SUPPLIED MATERIAL >>
****************

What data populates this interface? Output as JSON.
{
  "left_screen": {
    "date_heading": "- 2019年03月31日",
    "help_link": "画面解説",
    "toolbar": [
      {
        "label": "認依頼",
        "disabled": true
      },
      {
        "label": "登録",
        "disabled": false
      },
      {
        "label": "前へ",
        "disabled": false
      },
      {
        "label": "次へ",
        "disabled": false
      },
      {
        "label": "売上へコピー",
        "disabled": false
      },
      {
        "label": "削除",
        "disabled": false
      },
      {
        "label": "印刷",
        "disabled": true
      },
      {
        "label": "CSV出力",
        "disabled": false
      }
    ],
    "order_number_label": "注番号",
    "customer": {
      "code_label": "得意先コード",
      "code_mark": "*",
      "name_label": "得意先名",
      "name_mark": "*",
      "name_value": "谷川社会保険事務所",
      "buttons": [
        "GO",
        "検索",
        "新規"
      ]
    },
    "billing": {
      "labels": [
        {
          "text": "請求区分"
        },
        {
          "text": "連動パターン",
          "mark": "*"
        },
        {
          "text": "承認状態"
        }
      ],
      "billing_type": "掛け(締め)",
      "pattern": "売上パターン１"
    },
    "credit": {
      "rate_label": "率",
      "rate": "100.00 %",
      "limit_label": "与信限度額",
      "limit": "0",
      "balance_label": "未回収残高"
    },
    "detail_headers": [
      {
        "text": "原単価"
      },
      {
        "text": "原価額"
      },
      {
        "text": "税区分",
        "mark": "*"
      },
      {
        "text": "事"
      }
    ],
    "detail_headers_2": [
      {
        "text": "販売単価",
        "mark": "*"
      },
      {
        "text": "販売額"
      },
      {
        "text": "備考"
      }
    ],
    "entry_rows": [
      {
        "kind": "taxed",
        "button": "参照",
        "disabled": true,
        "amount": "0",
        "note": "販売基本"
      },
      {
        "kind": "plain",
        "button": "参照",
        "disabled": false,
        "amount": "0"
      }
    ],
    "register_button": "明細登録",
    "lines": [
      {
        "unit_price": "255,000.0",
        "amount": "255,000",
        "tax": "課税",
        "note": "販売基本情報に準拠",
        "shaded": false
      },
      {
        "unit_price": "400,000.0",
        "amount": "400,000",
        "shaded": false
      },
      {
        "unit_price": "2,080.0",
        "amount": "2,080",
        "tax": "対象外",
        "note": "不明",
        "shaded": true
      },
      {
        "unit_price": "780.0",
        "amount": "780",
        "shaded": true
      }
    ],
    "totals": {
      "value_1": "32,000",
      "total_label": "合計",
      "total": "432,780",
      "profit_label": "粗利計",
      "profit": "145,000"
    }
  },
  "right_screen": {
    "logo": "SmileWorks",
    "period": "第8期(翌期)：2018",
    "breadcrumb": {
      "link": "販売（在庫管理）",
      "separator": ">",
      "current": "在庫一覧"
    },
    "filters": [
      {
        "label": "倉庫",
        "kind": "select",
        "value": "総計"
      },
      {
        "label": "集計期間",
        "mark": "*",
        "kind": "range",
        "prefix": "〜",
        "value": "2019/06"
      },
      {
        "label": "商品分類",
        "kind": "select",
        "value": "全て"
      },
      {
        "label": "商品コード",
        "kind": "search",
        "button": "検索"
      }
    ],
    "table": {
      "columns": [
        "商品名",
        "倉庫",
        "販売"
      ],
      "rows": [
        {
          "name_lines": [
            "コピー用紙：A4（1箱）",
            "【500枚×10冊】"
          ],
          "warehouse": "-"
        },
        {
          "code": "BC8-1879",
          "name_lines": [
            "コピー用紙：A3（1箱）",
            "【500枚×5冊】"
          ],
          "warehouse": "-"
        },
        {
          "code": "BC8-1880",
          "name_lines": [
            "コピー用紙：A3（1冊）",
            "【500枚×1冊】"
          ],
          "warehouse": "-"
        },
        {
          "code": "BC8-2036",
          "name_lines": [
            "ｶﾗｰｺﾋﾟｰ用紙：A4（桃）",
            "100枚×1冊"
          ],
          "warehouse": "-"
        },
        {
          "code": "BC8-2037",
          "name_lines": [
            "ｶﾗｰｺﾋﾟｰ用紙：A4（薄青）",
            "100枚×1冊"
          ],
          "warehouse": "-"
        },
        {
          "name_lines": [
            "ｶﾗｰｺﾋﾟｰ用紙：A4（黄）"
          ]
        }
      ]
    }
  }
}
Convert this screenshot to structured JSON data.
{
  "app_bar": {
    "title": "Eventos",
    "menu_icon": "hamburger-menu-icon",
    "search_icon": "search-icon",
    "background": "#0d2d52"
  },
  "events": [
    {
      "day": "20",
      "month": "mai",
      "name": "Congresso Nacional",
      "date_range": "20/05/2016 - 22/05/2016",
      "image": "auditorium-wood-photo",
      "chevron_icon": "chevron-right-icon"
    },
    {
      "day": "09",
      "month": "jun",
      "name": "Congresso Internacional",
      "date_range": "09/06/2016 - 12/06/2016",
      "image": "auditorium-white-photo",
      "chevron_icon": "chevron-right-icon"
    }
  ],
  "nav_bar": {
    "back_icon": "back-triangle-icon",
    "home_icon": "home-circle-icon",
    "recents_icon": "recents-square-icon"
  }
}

****************

GOAL >> Could you quote, exactly as they appear, the line containing "Convert this screenshot" and every line after it to the end of the records above?

ANSWER FOR THE TASK >>
Convert this screenshot to structured JSON data.
{
  "app_bar": {
    "title": "Eventos",
    "menu_icon": "hamburger-menu-icon",
    "search_icon": "search-icon",
    "background": "#0d2d52"
  },
  "events": [
    {
      "day": "20",
      "month": "mai",
      "name": "Congresso Nacional",
      "date_range": "20/05/2016 - 22/05/2016",
      "image": "auditorium-wood-photo",
      "chevron_icon": "chevron-right-icon"
    },
    {
      "day": "09",
      "month": "jun",
      "name": "Congresso Internacional",
      "date_range": "09/06/2016 - 12/06/2016",
      "image": "auditorium-white-photo",
      "chevron_icon": "chevron-right-icon"
    }
  ],
  "nav_bar": {
    "back_icon": "back-triangle-icon",
    "home_icon": "home-circle-icon",
    "recents_icon": "recents-square-icon"
  }
}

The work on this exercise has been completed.